Data excerpts>
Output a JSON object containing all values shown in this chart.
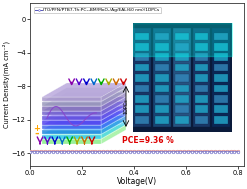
{
  "xlabel": "Voltage(V)",
  "ylabel": "Current Density(mA cm⁻²)",
  "legend_label": "ITO/PFN/PTB7-Th:PC₇₁BM/MoO₃/Ag/EAL(60 nm)/1DPCs",
  "xlim": [
    0.0,
    0.82
  ],
  "ylim": [
    -17.5,
    2.0
  ],
  "xticks": [
    0.0,
    0.2,
    0.4,
    0.6,
    0.8
  ],
  "yticks": [
    0,
    -4,
    -8,
    -12,
    -16
  ],
  "line_color": "#5555bb",
  "marker_color": "#7777cc",
  "line_color2": "#cc4444",
  "pce_text": "PCE=9.36 %",
  "pce_color": "#dd0000",
  "background_color": "#ffffff",
  "border_color": "#333333",
  "arrow_colors": [
    "#8800aa",
    "#5500cc",
    "#0000cc",
    "#0066cc",
    "#00aa00",
    "#aaaa00",
    "#cc6600",
    "#cc0000"
  ],
  "layer_colors_top": [
    "#cceeff",
    "#aaddff",
    "#88ccee",
    "#66aadd",
    "#4488cc",
    "#2266bb",
    "#1144aa",
    "#003399",
    "#002288",
    "#001177"
  ],
  "layer_colors_bottom": [
    "#aaffaa",
    "#88dd88",
    "#66cc66",
    "#449944",
    "#228822",
    "#006600"
  ],
  "inset1_bg": "#bbddff",
  "inset2_bg": "#2255aa"
}
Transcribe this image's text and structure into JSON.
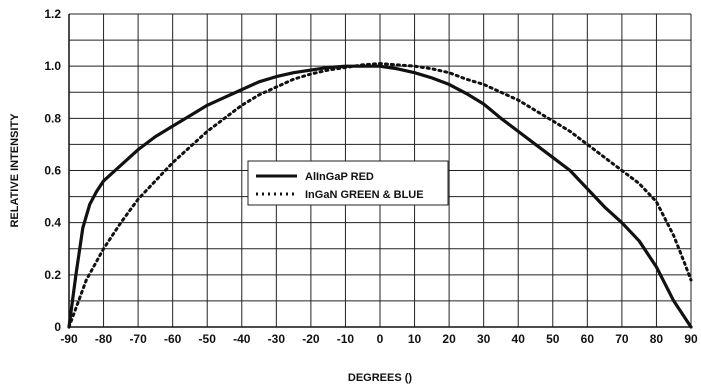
{
  "chart_data": {
    "type": "line",
    "title": "",
    "xlabel": "DEGREES ()",
    "ylabel": "RELATIVE INTENSITY",
    "xlim": [
      -90,
      90
    ],
    "ylim": [
      0,
      1.2
    ],
    "x_ticks": [
      -90,
      -80,
      -70,
      -60,
      -50,
      -40,
      -30,
      -20,
      -10,
      0,
      10,
      20,
      30,
      40,
      50,
      60,
      70,
      80,
      90
    ],
    "y_ticks": [
      0,
      0.2,
      0.4,
      0.6,
      0.8,
      1.0,
      1.2
    ],
    "x_tick_labels": [
      "-90",
      "-80",
      "-70",
      "-60",
      "-50",
      "-40",
      "-30",
      "-20",
      "-10",
      "0",
      "10",
      "20",
      "30",
      "40",
      "50",
      "60",
      "70",
      "80",
      "90"
    ],
    "y_tick_labels": [
      "0",
      "0.2",
      "0.4",
      "0.6",
      "0.8",
      "1.0",
      "1.2"
    ],
    "grid": true,
    "legend_position": "center",
    "series": [
      {
        "name": "AlInGaP RED",
        "style": "solid",
        "color": "#111111",
        "x": [
          -90,
          -88,
          -86,
          -84,
          -82,
          -80,
          -75,
          -70,
          -65,
          -60,
          -55,
          -50,
          -45,
          -40,
          -35,
          -30,
          -25,
          -20,
          -15,
          -10,
          -5,
          0,
          5,
          10,
          15,
          20,
          25,
          30,
          35,
          40,
          45,
          50,
          55,
          60,
          65,
          70,
          75,
          80,
          85,
          90
        ],
        "y": [
          0.0,
          0.2,
          0.38,
          0.47,
          0.52,
          0.56,
          0.62,
          0.68,
          0.73,
          0.77,
          0.81,
          0.85,
          0.88,
          0.91,
          0.94,
          0.96,
          0.975,
          0.985,
          0.995,
          1.0,
          1.0,
          1.0,
          0.99,
          0.975,
          0.955,
          0.93,
          0.895,
          0.855,
          0.8,
          0.75,
          0.7,
          0.65,
          0.6,
          0.53,
          0.46,
          0.4,
          0.33,
          0.23,
          0.1,
          0.0
        ]
      },
      {
        "name": "InGaN GREEN & BLUE",
        "style": "dotted",
        "color": "#111111",
        "x": [
          -90,
          -85,
          -80,
          -75,
          -70,
          -65,
          -60,
          -55,
          -50,
          -45,
          -40,
          -35,
          -30,
          -25,
          -20,
          -15,
          -10,
          -5,
          0,
          5,
          10,
          15,
          20,
          25,
          30,
          35,
          40,
          45,
          50,
          55,
          60,
          65,
          70,
          75,
          80,
          85,
          88,
          90
        ],
        "y": [
          0.0,
          0.18,
          0.3,
          0.4,
          0.49,
          0.56,
          0.63,
          0.69,
          0.75,
          0.8,
          0.85,
          0.89,
          0.92,
          0.95,
          0.97,
          0.985,
          0.995,
          1.005,
          1.01,
          1.005,
          1.0,
          0.99,
          0.975,
          0.95,
          0.93,
          0.9,
          0.87,
          0.83,
          0.79,
          0.75,
          0.7,
          0.65,
          0.6,
          0.55,
          0.48,
          0.35,
          0.25,
          0.18
        ]
      }
    ]
  }
}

Set problem>
Each line that contains the string "ylabel" counts once; say how many there are and nothing else.

Solution to this problem>
2